YOUR INSTRUCTIONS
Read the records and gather each line that includes "Component".

(Figure dataset records)
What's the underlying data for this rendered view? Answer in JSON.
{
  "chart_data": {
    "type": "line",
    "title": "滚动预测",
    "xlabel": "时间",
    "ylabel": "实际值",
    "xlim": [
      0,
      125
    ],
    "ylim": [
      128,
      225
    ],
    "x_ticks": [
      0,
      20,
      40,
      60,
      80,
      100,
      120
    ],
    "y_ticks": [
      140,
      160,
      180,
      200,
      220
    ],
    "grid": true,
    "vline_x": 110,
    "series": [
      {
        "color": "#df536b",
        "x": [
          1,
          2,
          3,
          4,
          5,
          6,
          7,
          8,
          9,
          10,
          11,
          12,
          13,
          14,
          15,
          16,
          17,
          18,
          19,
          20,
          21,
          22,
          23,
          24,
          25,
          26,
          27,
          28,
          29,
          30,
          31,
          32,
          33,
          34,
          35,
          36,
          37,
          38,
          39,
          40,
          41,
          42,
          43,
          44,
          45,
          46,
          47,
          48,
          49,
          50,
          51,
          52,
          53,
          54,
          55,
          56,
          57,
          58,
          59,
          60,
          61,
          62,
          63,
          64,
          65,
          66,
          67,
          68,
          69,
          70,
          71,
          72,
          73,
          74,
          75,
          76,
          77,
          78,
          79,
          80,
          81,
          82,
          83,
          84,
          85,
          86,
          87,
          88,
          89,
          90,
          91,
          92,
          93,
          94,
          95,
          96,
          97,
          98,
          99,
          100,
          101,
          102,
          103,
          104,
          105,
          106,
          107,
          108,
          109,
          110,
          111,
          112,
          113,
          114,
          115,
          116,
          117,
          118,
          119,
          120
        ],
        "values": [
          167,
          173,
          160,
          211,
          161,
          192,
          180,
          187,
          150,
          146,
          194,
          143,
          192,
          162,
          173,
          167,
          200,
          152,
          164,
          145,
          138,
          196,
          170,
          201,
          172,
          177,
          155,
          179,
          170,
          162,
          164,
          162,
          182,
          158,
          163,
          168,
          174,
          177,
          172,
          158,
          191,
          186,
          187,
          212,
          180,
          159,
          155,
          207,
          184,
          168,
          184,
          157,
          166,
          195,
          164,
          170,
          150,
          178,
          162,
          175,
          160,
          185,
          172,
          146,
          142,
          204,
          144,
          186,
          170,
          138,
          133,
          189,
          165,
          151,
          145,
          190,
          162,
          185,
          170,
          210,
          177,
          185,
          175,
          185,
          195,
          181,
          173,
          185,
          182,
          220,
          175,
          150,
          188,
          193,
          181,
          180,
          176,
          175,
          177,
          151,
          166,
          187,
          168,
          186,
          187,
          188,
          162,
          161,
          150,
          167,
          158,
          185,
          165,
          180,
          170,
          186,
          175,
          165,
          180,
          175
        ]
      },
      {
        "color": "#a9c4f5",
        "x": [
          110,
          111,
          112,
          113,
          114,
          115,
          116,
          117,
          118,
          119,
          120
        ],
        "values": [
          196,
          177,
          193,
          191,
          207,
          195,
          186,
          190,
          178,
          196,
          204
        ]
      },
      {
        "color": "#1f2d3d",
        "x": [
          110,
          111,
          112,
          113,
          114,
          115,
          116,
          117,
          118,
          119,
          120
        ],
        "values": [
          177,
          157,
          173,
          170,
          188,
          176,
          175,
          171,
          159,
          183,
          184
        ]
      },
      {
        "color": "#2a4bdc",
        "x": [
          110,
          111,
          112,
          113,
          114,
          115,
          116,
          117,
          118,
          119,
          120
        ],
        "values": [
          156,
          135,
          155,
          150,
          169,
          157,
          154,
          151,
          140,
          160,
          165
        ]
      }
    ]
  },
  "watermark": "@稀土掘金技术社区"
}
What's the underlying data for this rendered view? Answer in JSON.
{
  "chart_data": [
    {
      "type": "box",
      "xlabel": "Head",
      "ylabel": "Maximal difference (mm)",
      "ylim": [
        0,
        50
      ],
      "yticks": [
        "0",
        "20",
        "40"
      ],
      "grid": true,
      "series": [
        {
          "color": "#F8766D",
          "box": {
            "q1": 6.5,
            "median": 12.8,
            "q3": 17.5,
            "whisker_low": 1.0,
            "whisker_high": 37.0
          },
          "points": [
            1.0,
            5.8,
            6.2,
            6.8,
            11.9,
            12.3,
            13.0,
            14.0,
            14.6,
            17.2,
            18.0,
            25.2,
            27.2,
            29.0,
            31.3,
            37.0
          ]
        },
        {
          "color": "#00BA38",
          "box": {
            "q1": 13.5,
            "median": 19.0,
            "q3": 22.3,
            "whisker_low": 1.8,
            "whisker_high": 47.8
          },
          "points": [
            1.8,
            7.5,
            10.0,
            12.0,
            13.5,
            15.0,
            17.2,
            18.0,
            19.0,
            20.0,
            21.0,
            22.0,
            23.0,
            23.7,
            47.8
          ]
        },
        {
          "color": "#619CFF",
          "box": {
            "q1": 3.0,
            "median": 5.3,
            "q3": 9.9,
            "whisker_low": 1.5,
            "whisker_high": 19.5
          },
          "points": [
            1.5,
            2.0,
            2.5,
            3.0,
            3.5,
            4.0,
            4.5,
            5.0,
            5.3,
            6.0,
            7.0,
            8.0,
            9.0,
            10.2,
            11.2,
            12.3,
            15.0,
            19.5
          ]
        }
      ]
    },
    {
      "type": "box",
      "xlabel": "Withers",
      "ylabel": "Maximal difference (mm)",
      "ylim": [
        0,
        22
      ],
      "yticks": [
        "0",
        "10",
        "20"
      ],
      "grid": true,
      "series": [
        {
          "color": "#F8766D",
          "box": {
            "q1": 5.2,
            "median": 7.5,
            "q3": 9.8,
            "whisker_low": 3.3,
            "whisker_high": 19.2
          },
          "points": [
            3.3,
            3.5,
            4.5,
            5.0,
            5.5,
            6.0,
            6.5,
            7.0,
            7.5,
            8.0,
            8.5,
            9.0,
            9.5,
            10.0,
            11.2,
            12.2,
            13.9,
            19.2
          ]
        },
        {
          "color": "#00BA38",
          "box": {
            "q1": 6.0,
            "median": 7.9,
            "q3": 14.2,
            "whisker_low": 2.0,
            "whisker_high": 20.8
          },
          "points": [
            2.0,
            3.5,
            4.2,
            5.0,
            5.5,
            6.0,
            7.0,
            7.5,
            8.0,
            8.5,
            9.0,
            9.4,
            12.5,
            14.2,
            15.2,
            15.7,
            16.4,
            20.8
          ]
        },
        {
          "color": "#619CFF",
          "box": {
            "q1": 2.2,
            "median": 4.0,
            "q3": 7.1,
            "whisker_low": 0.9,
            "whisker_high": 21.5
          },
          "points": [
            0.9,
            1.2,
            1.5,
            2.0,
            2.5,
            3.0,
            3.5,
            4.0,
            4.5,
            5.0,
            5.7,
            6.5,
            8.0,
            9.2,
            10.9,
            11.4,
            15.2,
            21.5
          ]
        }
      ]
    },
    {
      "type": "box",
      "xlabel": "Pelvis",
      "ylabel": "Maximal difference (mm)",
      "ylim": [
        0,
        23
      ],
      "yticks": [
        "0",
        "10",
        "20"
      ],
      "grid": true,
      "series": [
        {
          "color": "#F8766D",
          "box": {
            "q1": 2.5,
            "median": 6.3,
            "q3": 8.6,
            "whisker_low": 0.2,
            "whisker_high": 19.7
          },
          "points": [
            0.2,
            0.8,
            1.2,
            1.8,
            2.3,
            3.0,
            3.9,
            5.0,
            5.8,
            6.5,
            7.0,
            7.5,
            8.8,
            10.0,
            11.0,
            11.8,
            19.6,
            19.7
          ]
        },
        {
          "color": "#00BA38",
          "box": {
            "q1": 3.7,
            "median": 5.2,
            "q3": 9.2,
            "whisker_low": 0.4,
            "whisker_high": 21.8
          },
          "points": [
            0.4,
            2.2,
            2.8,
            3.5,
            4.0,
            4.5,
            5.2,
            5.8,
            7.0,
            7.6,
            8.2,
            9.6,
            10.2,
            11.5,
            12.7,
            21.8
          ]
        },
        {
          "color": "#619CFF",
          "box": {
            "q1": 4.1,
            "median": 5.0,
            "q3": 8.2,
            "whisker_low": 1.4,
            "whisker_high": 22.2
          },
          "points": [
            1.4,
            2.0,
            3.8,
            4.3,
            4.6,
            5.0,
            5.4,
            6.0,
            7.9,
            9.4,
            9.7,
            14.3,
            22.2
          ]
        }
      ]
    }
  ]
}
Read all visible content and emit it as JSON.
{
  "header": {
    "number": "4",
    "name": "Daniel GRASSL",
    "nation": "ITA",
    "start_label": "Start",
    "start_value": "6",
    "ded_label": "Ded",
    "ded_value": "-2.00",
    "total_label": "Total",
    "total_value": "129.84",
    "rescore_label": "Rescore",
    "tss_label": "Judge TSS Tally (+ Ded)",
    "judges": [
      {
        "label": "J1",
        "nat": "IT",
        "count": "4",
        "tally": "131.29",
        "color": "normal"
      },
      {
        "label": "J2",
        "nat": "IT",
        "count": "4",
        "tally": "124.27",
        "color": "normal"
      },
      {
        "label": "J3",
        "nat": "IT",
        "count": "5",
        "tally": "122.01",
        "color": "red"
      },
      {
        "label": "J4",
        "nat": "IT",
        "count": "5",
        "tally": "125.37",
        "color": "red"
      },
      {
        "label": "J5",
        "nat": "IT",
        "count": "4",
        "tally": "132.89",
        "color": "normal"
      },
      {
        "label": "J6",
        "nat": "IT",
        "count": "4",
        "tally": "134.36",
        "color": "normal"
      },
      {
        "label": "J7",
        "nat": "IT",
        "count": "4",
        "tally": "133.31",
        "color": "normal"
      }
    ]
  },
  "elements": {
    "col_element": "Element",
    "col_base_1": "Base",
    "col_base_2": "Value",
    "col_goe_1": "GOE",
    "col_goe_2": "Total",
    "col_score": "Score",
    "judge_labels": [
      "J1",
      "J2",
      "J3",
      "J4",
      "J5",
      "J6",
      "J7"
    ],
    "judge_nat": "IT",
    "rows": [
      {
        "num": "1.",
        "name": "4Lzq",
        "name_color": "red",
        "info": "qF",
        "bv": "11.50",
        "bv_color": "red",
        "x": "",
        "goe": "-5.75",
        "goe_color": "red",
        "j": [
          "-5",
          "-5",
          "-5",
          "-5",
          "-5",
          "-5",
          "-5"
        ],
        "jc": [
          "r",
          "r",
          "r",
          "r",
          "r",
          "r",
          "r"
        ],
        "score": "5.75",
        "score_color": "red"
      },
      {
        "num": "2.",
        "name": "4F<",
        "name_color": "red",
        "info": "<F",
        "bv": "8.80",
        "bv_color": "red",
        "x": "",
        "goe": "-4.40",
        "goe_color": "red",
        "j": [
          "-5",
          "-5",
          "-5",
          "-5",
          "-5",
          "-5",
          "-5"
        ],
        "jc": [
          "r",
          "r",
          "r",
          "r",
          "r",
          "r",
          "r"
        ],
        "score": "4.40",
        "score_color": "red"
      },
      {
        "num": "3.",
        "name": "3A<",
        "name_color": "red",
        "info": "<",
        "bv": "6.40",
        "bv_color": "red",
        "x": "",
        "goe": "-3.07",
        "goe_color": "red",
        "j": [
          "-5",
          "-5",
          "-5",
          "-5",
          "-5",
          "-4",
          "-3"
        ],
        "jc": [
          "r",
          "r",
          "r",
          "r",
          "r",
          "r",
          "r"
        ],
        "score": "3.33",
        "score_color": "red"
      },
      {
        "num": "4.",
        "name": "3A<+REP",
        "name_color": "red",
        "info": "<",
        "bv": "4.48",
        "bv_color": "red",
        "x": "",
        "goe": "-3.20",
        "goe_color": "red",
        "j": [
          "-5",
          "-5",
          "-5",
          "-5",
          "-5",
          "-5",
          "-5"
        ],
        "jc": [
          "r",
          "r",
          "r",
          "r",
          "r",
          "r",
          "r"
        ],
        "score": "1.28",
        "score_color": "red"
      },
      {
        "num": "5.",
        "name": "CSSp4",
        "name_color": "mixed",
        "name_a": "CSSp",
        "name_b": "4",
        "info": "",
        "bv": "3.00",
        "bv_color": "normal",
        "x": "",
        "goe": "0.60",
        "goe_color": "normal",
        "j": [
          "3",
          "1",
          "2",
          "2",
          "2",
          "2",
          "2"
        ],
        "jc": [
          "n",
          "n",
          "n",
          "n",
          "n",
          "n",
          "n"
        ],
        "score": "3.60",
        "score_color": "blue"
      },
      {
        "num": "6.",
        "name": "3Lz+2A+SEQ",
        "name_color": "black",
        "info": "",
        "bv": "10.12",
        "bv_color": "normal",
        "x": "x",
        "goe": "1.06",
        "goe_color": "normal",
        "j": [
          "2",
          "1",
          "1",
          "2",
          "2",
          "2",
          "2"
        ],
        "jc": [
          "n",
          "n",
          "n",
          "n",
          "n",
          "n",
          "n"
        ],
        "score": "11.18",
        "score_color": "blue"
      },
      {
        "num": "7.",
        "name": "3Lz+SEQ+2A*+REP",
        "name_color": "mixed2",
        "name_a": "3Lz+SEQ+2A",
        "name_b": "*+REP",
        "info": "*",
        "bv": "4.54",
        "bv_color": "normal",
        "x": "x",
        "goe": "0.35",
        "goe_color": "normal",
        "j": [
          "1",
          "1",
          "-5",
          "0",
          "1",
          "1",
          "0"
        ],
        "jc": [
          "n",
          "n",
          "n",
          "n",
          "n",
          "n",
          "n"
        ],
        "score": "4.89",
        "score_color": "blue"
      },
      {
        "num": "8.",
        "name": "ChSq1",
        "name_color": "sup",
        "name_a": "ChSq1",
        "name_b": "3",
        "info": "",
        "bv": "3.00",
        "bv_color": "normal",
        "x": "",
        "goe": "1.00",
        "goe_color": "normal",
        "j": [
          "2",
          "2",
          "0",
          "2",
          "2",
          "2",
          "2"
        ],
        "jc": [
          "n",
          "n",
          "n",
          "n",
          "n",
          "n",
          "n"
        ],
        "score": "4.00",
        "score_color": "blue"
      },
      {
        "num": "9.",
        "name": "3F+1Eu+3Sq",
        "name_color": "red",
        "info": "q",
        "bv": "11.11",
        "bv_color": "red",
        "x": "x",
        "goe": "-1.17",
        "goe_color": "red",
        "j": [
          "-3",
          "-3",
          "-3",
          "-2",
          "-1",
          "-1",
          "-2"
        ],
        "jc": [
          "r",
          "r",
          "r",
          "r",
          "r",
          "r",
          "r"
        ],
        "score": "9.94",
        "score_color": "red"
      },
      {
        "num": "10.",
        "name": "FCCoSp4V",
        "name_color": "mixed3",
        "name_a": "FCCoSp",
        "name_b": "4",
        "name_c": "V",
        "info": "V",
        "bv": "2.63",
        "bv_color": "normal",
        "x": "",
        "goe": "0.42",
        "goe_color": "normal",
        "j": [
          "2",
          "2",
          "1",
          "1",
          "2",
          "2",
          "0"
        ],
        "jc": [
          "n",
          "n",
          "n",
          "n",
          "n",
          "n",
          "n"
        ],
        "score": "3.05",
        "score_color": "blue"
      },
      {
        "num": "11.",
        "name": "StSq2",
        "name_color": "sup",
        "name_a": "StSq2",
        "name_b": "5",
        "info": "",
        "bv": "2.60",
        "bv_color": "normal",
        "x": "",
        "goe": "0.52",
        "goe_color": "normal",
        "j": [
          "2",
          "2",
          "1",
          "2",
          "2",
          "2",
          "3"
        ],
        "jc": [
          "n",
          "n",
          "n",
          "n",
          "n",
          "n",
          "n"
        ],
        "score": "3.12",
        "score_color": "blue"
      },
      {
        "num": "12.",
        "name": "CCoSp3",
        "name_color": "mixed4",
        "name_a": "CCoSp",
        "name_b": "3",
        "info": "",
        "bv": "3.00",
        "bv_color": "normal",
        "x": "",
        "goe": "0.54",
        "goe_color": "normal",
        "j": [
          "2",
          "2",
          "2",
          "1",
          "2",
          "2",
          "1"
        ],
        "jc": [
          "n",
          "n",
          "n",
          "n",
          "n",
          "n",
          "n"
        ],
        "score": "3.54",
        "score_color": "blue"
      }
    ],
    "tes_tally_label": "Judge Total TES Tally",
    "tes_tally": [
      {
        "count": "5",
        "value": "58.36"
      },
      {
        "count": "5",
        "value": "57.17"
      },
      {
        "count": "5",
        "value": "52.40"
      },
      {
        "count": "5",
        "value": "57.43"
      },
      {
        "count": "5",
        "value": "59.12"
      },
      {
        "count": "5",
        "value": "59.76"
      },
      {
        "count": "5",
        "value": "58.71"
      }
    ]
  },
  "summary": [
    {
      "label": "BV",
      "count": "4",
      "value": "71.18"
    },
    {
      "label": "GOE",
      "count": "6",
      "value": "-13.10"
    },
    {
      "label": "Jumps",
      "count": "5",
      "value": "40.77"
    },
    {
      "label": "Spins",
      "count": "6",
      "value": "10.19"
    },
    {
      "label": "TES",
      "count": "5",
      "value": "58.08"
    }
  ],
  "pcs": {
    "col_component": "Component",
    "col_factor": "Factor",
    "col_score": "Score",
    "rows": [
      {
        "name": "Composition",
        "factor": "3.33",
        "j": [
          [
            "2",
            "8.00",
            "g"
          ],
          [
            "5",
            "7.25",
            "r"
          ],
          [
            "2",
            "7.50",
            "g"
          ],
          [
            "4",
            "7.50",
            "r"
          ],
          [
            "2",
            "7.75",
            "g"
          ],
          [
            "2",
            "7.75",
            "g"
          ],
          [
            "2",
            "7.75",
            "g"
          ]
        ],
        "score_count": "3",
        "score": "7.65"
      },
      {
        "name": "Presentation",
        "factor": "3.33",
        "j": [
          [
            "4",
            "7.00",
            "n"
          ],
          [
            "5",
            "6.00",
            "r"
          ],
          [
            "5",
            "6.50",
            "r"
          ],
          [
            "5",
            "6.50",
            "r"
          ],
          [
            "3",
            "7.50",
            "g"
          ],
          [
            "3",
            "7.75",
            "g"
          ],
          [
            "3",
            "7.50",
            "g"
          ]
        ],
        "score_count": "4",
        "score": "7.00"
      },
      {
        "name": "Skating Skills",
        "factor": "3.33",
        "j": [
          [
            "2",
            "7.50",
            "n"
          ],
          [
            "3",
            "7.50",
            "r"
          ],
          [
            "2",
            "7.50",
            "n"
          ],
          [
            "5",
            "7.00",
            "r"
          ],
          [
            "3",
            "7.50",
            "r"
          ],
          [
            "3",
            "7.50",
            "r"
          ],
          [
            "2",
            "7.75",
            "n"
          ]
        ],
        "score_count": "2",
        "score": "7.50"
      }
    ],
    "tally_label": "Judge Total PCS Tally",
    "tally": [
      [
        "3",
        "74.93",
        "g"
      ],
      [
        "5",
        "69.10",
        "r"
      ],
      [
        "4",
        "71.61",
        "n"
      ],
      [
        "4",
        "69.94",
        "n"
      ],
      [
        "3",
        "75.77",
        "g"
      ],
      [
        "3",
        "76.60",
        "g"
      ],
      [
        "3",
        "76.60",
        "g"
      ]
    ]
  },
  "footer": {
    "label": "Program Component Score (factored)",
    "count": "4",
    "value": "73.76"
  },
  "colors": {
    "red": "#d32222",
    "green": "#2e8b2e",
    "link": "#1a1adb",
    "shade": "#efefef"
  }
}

REPLY
    "col_component": "Component",
    "label": "Program Component Score (factored)",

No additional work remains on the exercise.